→ **Records supplied**

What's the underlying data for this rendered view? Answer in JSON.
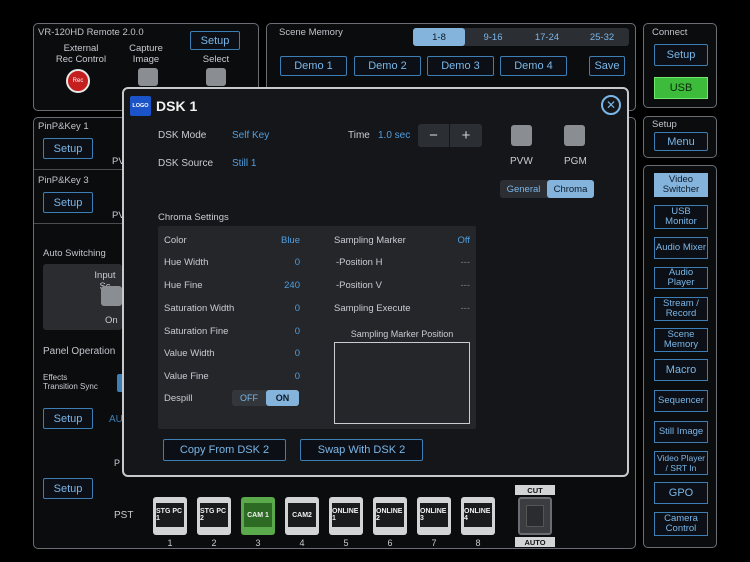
{
  "remote": {
    "title": "VR-120HD Remote 2.0.0",
    "setup_label": "Setup",
    "external_rec_label": "External\nRec Control",
    "rec_label": "Rec",
    "capture_label": "Capture\nImage",
    "select_label": "Select"
  },
  "scene_memory": {
    "title": "Scene Memory",
    "tabs": [
      "1-8",
      "9-16",
      "17-24",
      "25-32"
    ],
    "demos": [
      "Demo 1",
      "Demo 2",
      "Demo 3",
      "Demo 4"
    ],
    "save_label": "Save"
  },
  "connect": {
    "title": "Connect",
    "setup_label": "Setup",
    "usb_label": "USB"
  },
  "setup_panel": {
    "title": "Setup",
    "menu_label": "Menu"
  },
  "sidebar": {
    "items": [
      "Video\nSwitcher",
      "USB\nMonitor",
      "Audio Mixer",
      "Audio Player",
      "Stream /\nRecord",
      "Scene\nMemory",
      "Macro",
      "Sequencer",
      "Still Image",
      "Video Player\n/ SRT In",
      "GPO",
      "Camera\nControl"
    ]
  },
  "left": {
    "pinp1_title": "PinP&Key 1",
    "pinp3_title": "PinP&Key 3",
    "setup_label": "Setup",
    "pv_label": "PV",
    "auto_switching": "Auto Switching",
    "input_sc": "Input Sc",
    "on_label": "On",
    "panel_operation": "Panel Operation",
    "effects_sync": "Effects\nTransition Sync",
    "au_label": "AU",
    "p_label": "P",
    "pst_label": "PST"
  },
  "dsk": {
    "logo": "LOGO",
    "title": "DSK 1",
    "mode_label": "DSK Mode",
    "mode_value": "Self Key",
    "source_label": "DSK Source",
    "source_value": "Still 1",
    "time_label": "Time",
    "time_value": "1.0 sec",
    "minus": "−",
    "plus": "+",
    "pvw_label": "PVW",
    "pgm_label": "PGM",
    "tab_general": "General",
    "tab_chroma": "Chroma",
    "chroma_title": "Chroma Settings",
    "rows": [
      {
        "label": "Color",
        "value": "Blue"
      },
      {
        "label": "Hue Width",
        "value": "0"
      },
      {
        "label": "Hue Fine",
        "value": "240"
      },
      {
        "label": "Saturation Width",
        "value": "0"
      },
      {
        "label": "Saturation Fine",
        "value": "0"
      },
      {
        "label": "Value Width",
        "value": "0"
      },
      {
        "label": "Value Fine",
        "value": "0"
      }
    ],
    "despill_label": "Despill",
    "despill_off": "OFF",
    "despill_on": "ON",
    "sampling": [
      {
        "label": "Sampling Marker",
        "value": "Off"
      },
      {
        "label": "-Position H",
        "value": "---"
      },
      {
        "label": "-Position V",
        "value": "---"
      },
      {
        "label": "Sampling Execute",
        "value": "---"
      }
    ],
    "marker_position_label": "Sampling Marker Position",
    "copy_label": "Copy From DSK 2",
    "swap_label": "Swap With DSK 2"
  },
  "pst": {
    "buttons": [
      "STG PC 1",
      "STG PC 2",
      "CAM 1",
      "CAM2",
      "ONLINE 1",
      "ONLINE 2",
      "ONLINE 3",
      "ONLINE 4"
    ],
    "numbers": [
      "1",
      "2",
      "3",
      "4",
      "5",
      "6",
      "7",
      "8"
    ],
    "cut_label": "CUT",
    "auto_label": "AUTO"
  },
  "colors": {
    "accent": "#3d7fb4",
    "value_blue": "#4f9fe0",
    "usb_green": "#3dbb3a",
    "arrow_green": "#3fa63a"
  }
}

→ **Exercise objective**
Select every line of the records holding the string "Saturation".

→ **Output below**
        "label": "Saturation Width",
        "label": "Saturation Fine",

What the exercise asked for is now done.